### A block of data
>> begin
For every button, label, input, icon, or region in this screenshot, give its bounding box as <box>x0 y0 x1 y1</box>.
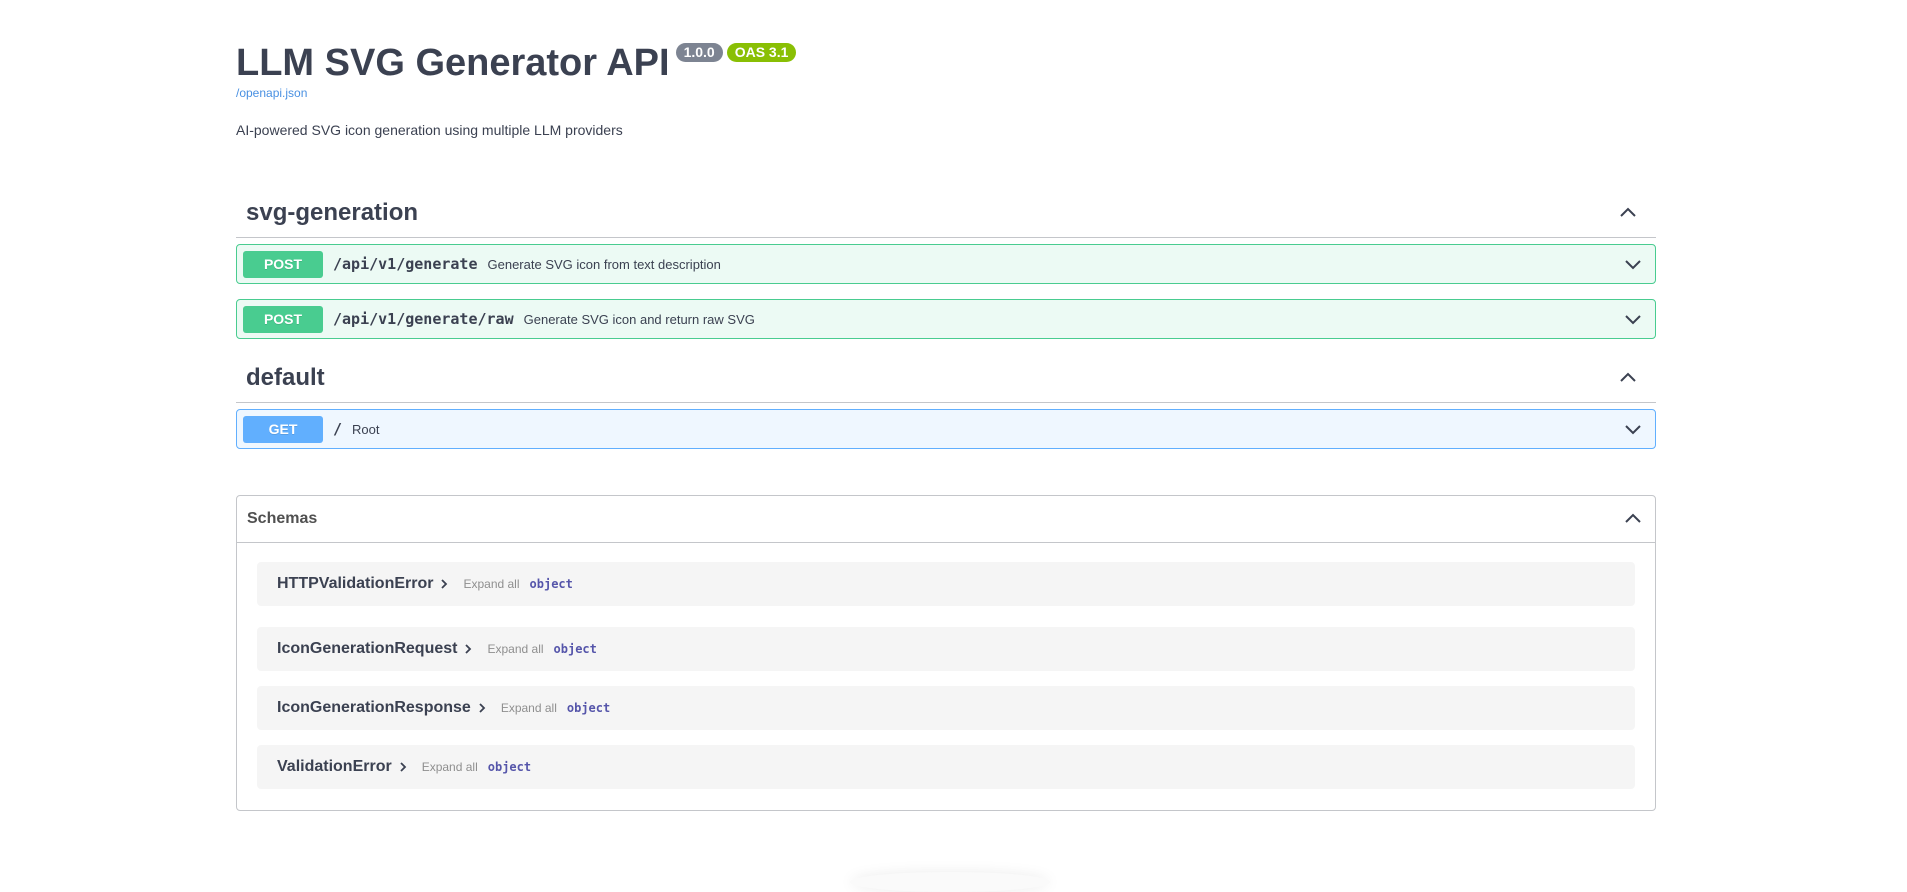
tag-name: default <box>246 363 325 391</box>
operation-path: / <box>333 420 343 438</box>
version-badge: 1.0.0 <box>675 43 723 62</box>
schema-item-validationerror[interactable]: ValidationError Expand all object <box>257 745 1635 789</box>
schemas-header[interactable]: Schemas <box>237 496 1655 543</box>
openapi-json-link[interactable]: /openapi.json <box>236 86 307 100</box>
oas-badge: OAS 3.1 <box>726 43 797 62</box>
schema-type: object <box>529 577 573 591</box>
schema-type: object <box>566 701 611 715</box>
operation-path: /api/v1/generate <box>333 255 478 273</box>
schema-item-icongenerationresponse[interactable]: IconGenerationResponse Expand all object <box>257 686 1635 730</box>
operation-summary: Generate SVG icon and return raw SVG <box>523 311 755 327</box>
expand-all-button[interactable]: Expand all <box>487 642 543 656</box>
chevron-down-icon[interactable] <box>1623 419 1643 439</box>
operation-post-generate-raw[interactable]: POST /api/v1/generate/raw Generate SVG i… <box>236 299 1656 339</box>
tag-header-svg-generation[interactable]: svg-generation <box>236 188 1656 238</box>
tag-name: svg-generation <box>246 198 419 226</box>
method-badge: POST <box>243 305 323 333</box>
schema-item-httpvalidationerror[interactable]: HTTPValidationError Expand all object <box>257 562 1635 606</box>
chevron-right-icon[interactable] <box>475 701 489 715</box>
expand-all-button[interactable]: Expand all <box>422 760 478 774</box>
method-badge: POST <box>243 250 323 278</box>
schema-item-icongenerationrequest[interactable]: IconGenerationRequest Expand all object <box>257 627 1635 671</box>
footer-shadow <box>850 872 1050 892</box>
schema-type: object <box>487 760 532 774</box>
api-title: LLM SVG Generator API <box>236 42 670 84</box>
operation-summary: Root <box>352 421 380 437</box>
chevron-up-icon[interactable] <box>1608 358 1648 398</box>
chevron-up-icon[interactable] <box>1623 509 1643 529</box>
api-description: AI-powered SVG icon generation using mul… <box>236 122 623 138</box>
schema-name[interactable]: IconGenerationRequest <box>277 640 457 658</box>
schema-name[interactable]: ValidationError <box>277 758 392 776</box>
chevron-right-icon[interactable] <box>396 760 410 774</box>
method-badge: GET <box>243 415 323 443</box>
operation-post-generate[interactable]: POST /api/v1/generate Generate SVG icon … <box>236 244 1656 284</box>
schema-name[interactable]: IconGenerationResponse <box>277 699 471 717</box>
chevron-up-icon[interactable] <box>1608 193 1648 233</box>
schema-name[interactable]: HTTPValidationError <box>277 575 433 593</box>
schemas-title: Schemas <box>247 510 318 527</box>
chevron-right-icon[interactable] <box>437 577 451 591</box>
schema-type: object <box>553 642 597 656</box>
info-title-row: LLM SVG Generator API 1.0.0 OAS 3.1 <box>236 40 797 88</box>
chevron-right-icon[interactable] <box>461 642 475 656</box>
operation-get-root[interactable]: GET / Root <box>236 409 1656 449</box>
operation-summary: Generate SVG icon from text description <box>487 256 721 272</box>
operation-path: /api/v1/generate/raw <box>333 310 514 328</box>
chevron-down-icon[interactable] <box>1623 254 1643 274</box>
tag-header-default[interactable]: default <box>236 353 1656 403</box>
schemas-section: Schemas HTTPValidationError Expand all o… <box>236 495 1656 811</box>
expand-all-button[interactable]: Expand all <box>463 577 519 591</box>
chevron-down-icon[interactable] <box>1623 309 1643 329</box>
expand-all-button[interactable]: Expand all <box>501 701 557 715</box>
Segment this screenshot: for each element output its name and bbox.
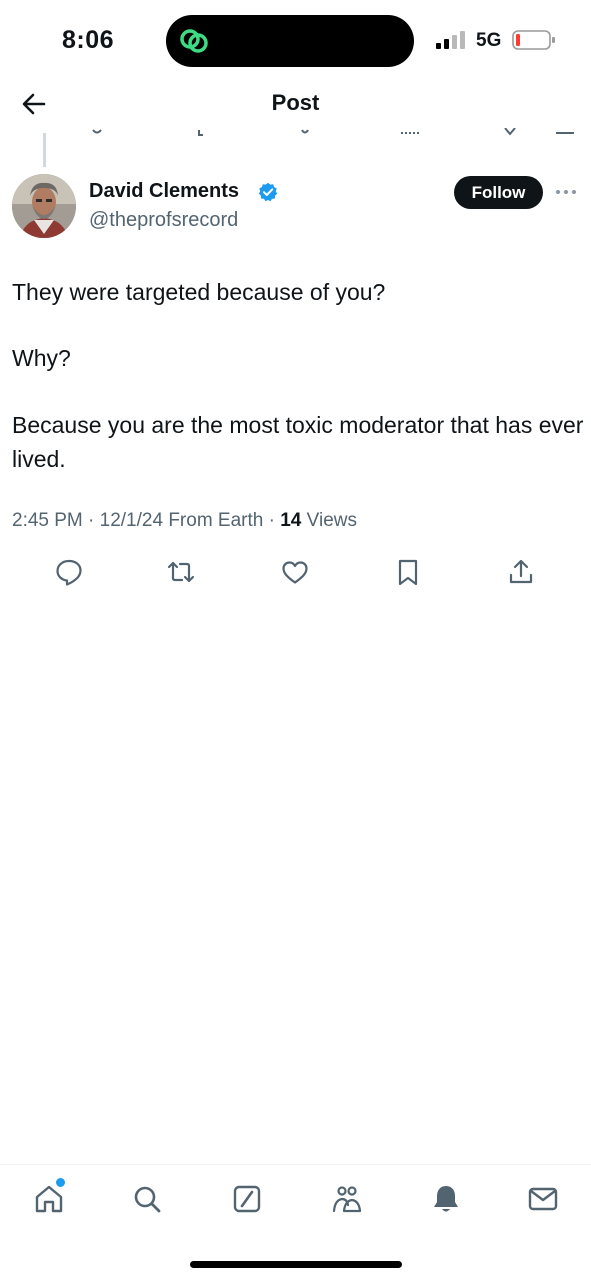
home-unread-dot [56, 1178, 65, 1187]
top-header: Post [0, 80, 591, 130]
post-paragraph: Because you are the most toxic moderator… [12, 412, 584, 472]
post-timestamp[interactable]: 2:45 PM · 12/1/24 From Earth · [12, 510, 275, 531]
post-paragraph: They were targeted because of you? [12, 279, 386, 305]
dynamic-island [166, 15, 414, 67]
bookmark-icon[interactable] [393, 557, 423, 587]
status-time: 8:06 [62, 26, 115, 54]
verified-badge-icon [258, 182, 278, 202]
cellular-signal-icon [436, 31, 465, 49]
views-count: 14 [280, 510, 302, 531]
post-metadata: 2:45 PM · 12/1/24 From Earth · 14 Views [12, 510, 357, 532]
home-icon[interactable] [33, 1183, 65, 1215]
link-rings-icon [180, 29, 208, 53]
avatar-image [12, 174, 76, 238]
avatar[interactable] [12, 174, 76, 238]
share-icon[interactable] [506, 557, 536, 587]
author-name[interactable]: David Clements [89, 180, 239, 203]
home-indicator[interactable] [190, 1261, 402, 1268]
page-title: Post [271, 90, 320, 115]
messages-icon[interactable] [527, 1183, 559, 1215]
repost-icon[interactable] [166, 557, 196, 587]
more-options-icon[interactable] [554, 182, 578, 202]
communities-icon[interactable] [331, 1183, 363, 1215]
grok-icon[interactable] [231, 1183, 263, 1215]
like-icon[interactable] [280, 557, 310, 587]
reply-icon[interactable] [54, 557, 84, 587]
author-handle[interactable]: @theprofsrecord [89, 209, 238, 232]
follow-button[interactable]: Follow [454, 176, 543, 209]
status-bar: 8:06 5G [0, 0, 591, 80]
notifications-icon[interactable] [430, 1183, 462, 1215]
views-label: Views [306, 510, 357, 531]
post-paragraph: Why? [12, 345, 71, 371]
search-icon[interactable] [131, 1183, 163, 1215]
thread-connector-line [43, 133, 46, 167]
network-type: 5G [476, 30, 502, 51]
scrolled-previous-actions [92, 128, 574, 136]
battery-low-icon [512, 30, 555, 50]
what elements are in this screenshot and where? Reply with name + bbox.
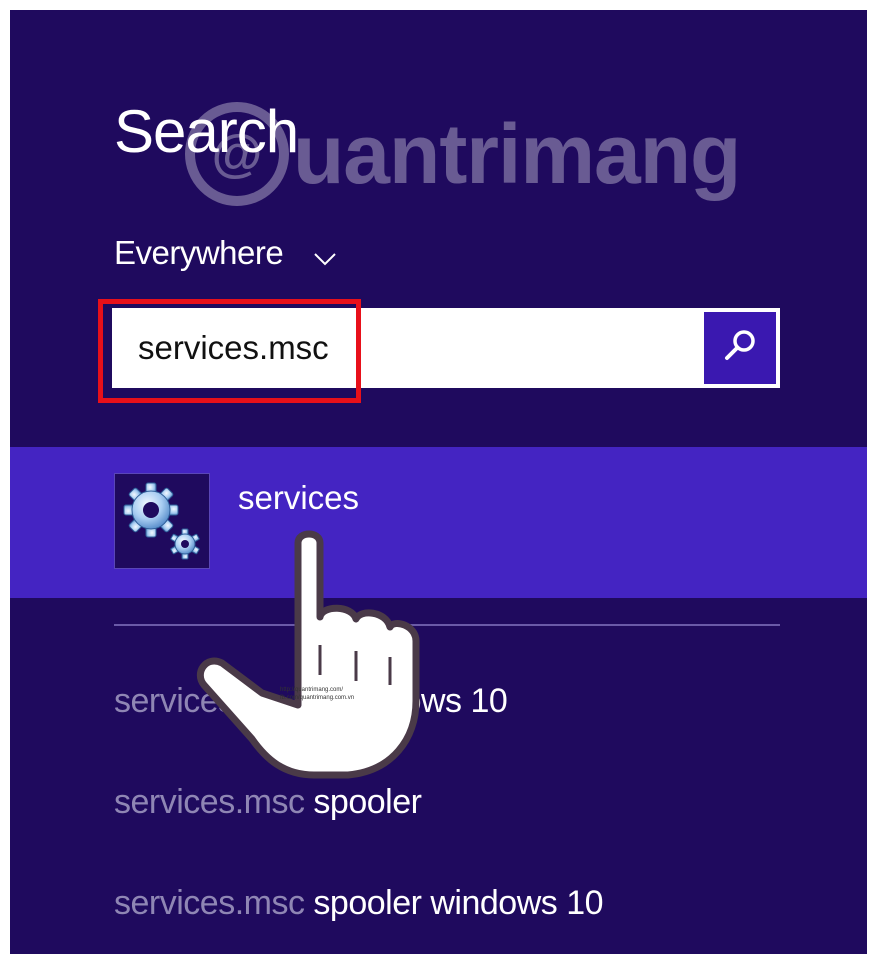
- suggestion-query-part: services.: [114, 682, 244, 720]
- suggestion-rest: spooler: [304, 783, 422, 821]
- suggestion-rest: spooler windows 10: [304, 884, 604, 922]
- search-box: [112, 308, 780, 388]
- result-item-services[interactable]: services: [10, 447, 867, 598]
- search-input[interactable]: [112, 308, 702, 388]
- gear-icon: [115, 482, 209, 572]
- suggestion-query-part: services.msc: [114, 884, 305, 922]
- search-scope-dropdown[interactable]: Everywhere: [114, 232, 337, 274]
- suggestion-rest: ows 10: [402, 682, 508, 720]
- chevron-down-icon: [313, 236, 337, 274]
- suggestion-item[interactable]: services. ows 10: [114, 682, 508, 721]
- watermark-text: uantrimang: [293, 107, 741, 201]
- panel-title: Search: [114, 98, 299, 165]
- result-label: services: [238, 479, 360, 516]
- results-divider: [114, 624, 780, 626]
- suggestion-query-part: services.msc: [114, 783, 305, 821]
- suggestion-item[interactable]: services.msc spooler windows 10: [114, 884, 604, 923]
- search-icon: [721, 327, 759, 370]
- search-button[interactable]: [704, 312, 776, 384]
- search-charm-panel: @ uantrimang Search Everywhere services.…: [10, 10, 867, 954]
- services-app-tile: [114, 473, 210, 569]
- search-scope-label: Everywhere: [114, 234, 284, 271]
- suggestion-item[interactable]: services.msc spooler: [114, 783, 422, 822]
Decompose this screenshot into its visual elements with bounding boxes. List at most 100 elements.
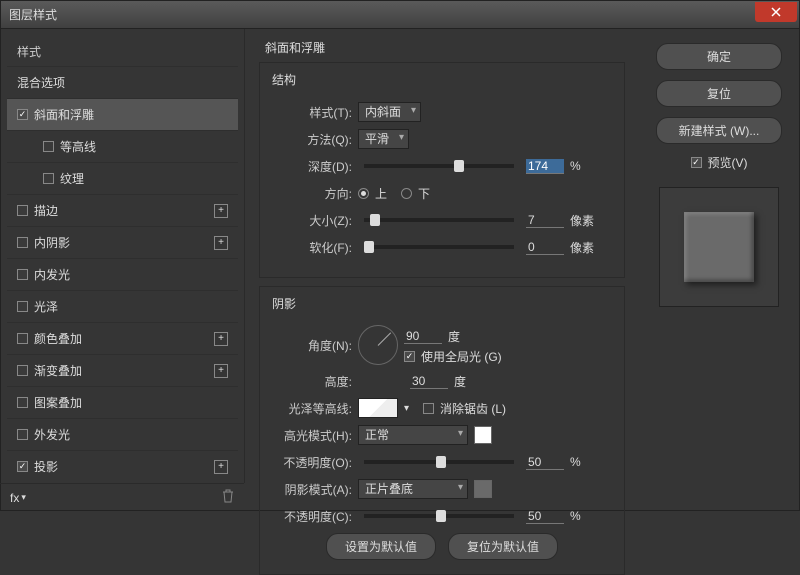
highlight-opacity-value[interactable]: 50 <box>526 455 564 470</box>
add-icon[interactable]: + <box>214 204 228 218</box>
shadow-color-swatch[interactable] <box>474 480 492 498</box>
angle-value[interactable]: 90 <box>404 329 442 344</box>
trash-icon[interactable] <box>222 489 234 506</box>
preview-checkbox[interactable] <box>691 157 702 168</box>
global-light-checkbox[interactable] <box>404 351 415 362</box>
right-column: 确定 复位 新建样式 (W)... 预览(V) <box>639 29 799 483</box>
sidebar-item-9[interactable]: 图案叠加 <box>7 386 238 418</box>
add-icon[interactable]: + <box>214 332 228 346</box>
sidebar-item-label: 等高线 <box>60 138 96 155</box>
sidebar-checkbox[interactable] <box>17 397 28 408</box>
sidebar-item-label: 颜色叠加 <box>34 330 82 347</box>
add-icon[interactable]: + <box>214 460 228 474</box>
close-button[interactable] <box>755 2 797 22</box>
method-label: 方法(Q): <box>274 131 352 148</box>
sidebar-item-label: 光泽 <box>34 298 58 315</box>
sidebar-checkbox[interactable] <box>17 365 28 376</box>
sidebar-item-1[interactable]: 等高线 <box>7 130 238 162</box>
set-default-button[interactable]: 设置为默认值 <box>326 533 436 560</box>
add-icon[interactable]: + <box>214 364 228 378</box>
panel-title: 斜面和浮雕 <box>265 39 625 56</box>
direction-down-radio[interactable] <box>401 188 412 199</box>
sidebar-checkbox[interactable] <box>43 173 54 184</box>
ok-button[interactable]: 确定 <box>656 43 782 70</box>
highlight-opacity-label: 不透明度(O): <box>274 454 352 471</box>
shadow-group: 阴影 角度(N): 90 度 使用全局光 (G) 高度: <box>259 286 625 575</box>
sidebar-item-7[interactable]: 颜色叠加 + <box>7 322 238 354</box>
angle-label: 角度(N): <box>274 337 352 354</box>
shadow-opacity-slider[interactable] <box>364 514 514 518</box>
angle-dial[interactable] <box>358 325 398 365</box>
sidebar-item-label: 投影 <box>34 458 58 475</box>
sidebar-item-0[interactable]: 斜面和浮雕 <box>7 98 238 130</box>
altitude-value[interactable]: 30 <box>410 374 448 389</box>
size-value[interactable]: 7 <box>526 213 564 228</box>
method-select[interactable]: 平滑 <box>358 129 409 149</box>
sidebar-item-11[interactable]: 投影 + <box>7 450 238 482</box>
highlight-mode-select[interactable]: 正常 <box>358 425 468 445</box>
sidebar-checkbox[interactable] <box>17 205 28 216</box>
structure-group: 结构 样式(T): 内斜面 方法(Q): 平滑 深度(D): 174 % 方向:… <box>259 62 625 278</box>
sidebar-checkbox[interactable] <box>43 141 54 152</box>
sidebar-item-label: 描边 <box>34 202 58 219</box>
window-title: 图层样式 <box>9 6 791 23</box>
preview-swatch <box>684 212 754 282</box>
sidebar-item-label: 内发光 <box>34 266 70 283</box>
sidebar-checkbox[interactable] <box>17 461 28 472</box>
sidebar-checkbox[interactable] <box>17 109 28 120</box>
style-label: 样式(T): <box>274 104 352 121</box>
sidebar-checkbox[interactable] <box>17 429 28 440</box>
shadow-mode-label: 阴影模式(A): <box>274 481 352 498</box>
preview-box <box>659 187 779 307</box>
highlight-mode-label: 高光模式(H): <box>274 427 352 444</box>
soften-slider[interactable] <box>364 245 514 249</box>
gloss-label: 光泽等高线: <box>274 400 352 417</box>
depth-slider[interactable] <box>364 164 514 168</box>
soften-value[interactable]: 0 <box>526 240 564 255</box>
fx-menu[interactable]: fx <box>10 491 19 505</box>
shadow-opacity-label: 不透明度(C): <box>274 508 352 525</box>
settings-panel: 斜面和浮雕 结构 样式(T): 内斜面 方法(Q): 平滑 深度(D): 174… <box>245 29 639 483</box>
sidebar-item-6[interactable]: 光泽 <box>7 290 238 322</box>
structure-title: 结构 <box>268 71 300 88</box>
sidebar-footer: fx▾ <box>0 483 244 511</box>
sidebar-item-3[interactable]: 描边 + <box>7 194 238 226</box>
sidebar-item-2[interactable]: 纹理 <box>7 162 238 194</box>
antialias-checkbox[interactable] <box>423 403 434 414</box>
sidebar-item-label: 纹理 <box>60 170 84 187</box>
highlight-color-swatch[interactable] <box>474 426 492 444</box>
sidebar-item-label: 内阴影 <box>34 234 70 251</box>
sidebar-item-10[interactable]: 外发光 <box>7 418 238 450</box>
sidebar-header-styles[interactable]: 样式 <box>7 37 238 66</box>
close-icon <box>771 7 781 17</box>
reset-default-button[interactable]: 复位为默认值 <box>448 533 558 560</box>
effects-sidebar: 样式 混合选项 斜面和浮雕等高线纹理描边 + 内阴影 + 内发光光泽颜色叠加 + 渐变叠加 +… <box>1 29 245 483</box>
size-label: 大小(Z): <box>274 212 352 229</box>
shadow-title: 阴影 <box>268 295 300 312</box>
sidebar-item-label: 图案叠加 <box>34 394 82 411</box>
sidebar-item-4[interactable]: 内阴影 + <box>7 226 238 258</box>
shadow-mode-select[interactable]: 正片叠底 <box>358 479 468 499</box>
highlight-opacity-slider[interactable] <box>364 460 514 464</box>
sidebar-item-label: 渐变叠加 <box>34 362 82 379</box>
add-icon[interactable]: + <box>214 236 228 250</box>
depth-value[interactable]: 174 <box>526 159 564 174</box>
sidebar-item-label: 外发光 <box>34 426 70 443</box>
depth-label: 深度(D): <box>274 158 352 175</box>
sidebar-checkbox[interactable] <box>17 269 28 280</box>
sidebar-item-label: 斜面和浮雕 <box>34 106 94 123</box>
style-select[interactable]: 内斜面 <box>358 102 421 122</box>
sidebar-blend-options[interactable]: 混合选项 <box>7 66 238 98</box>
size-slider[interactable] <box>364 218 514 222</box>
gloss-contour-picker[interactable] <box>358 398 398 418</box>
sidebar-checkbox[interactable] <box>17 333 28 344</box>
soften-label: 软化(F): <box>274 239 352 256</box>
new-style-button[interactable]: 新建样式 (W)... <box>656 117 782 144</box>
sidebar-checkbox[interactable] <box>17 301 28 312</box>
sidebar-item-8[interactable]: 渐变叠加 + <box>7 354 238 386</box>
title-bar: 图层样式 <box>1 1 799 29</box>
direction-up-radio[interactable] <box>358 188 369 199</box>
sidebar-item-5[interactable]: 内发光 <box>7 258 238 290</box>
cancel-button[interactable]: 复位 <box>656 80 782 107</box>
sidebar-checkbox[interactable] <box>17 237 28 248</box>
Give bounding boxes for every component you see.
>> end
### THE EXERCISE
Express the lines from the line with "- suggestion-query-part: services.: [114, 682, 244, 720]" to the line with "- suggestion-query-part: services.msc: [114, 884, 305, 922]" as a numbered list, leaving out any blank lines.

### SOLUTION
1. - suggestion-query-part: services.: [114, 682, 244, 720]
2. - suggestion-rest: spooler: [304, 783, 422, 821]
3. - suggestion-rest: spooler windows 10: [304, 884, 604, 922]
4. - search-box: [112, 308, 780, 388]
5. - result-item-services[interactable]: services: [10, 447, 867, 598]
6. - search-input[interactable]: [112, 308, 702, 388]
7. - gear-icon: [115, 482, 209, 572]
8. - suggestion-query-part: services.msc: [114, 884, 305, 922]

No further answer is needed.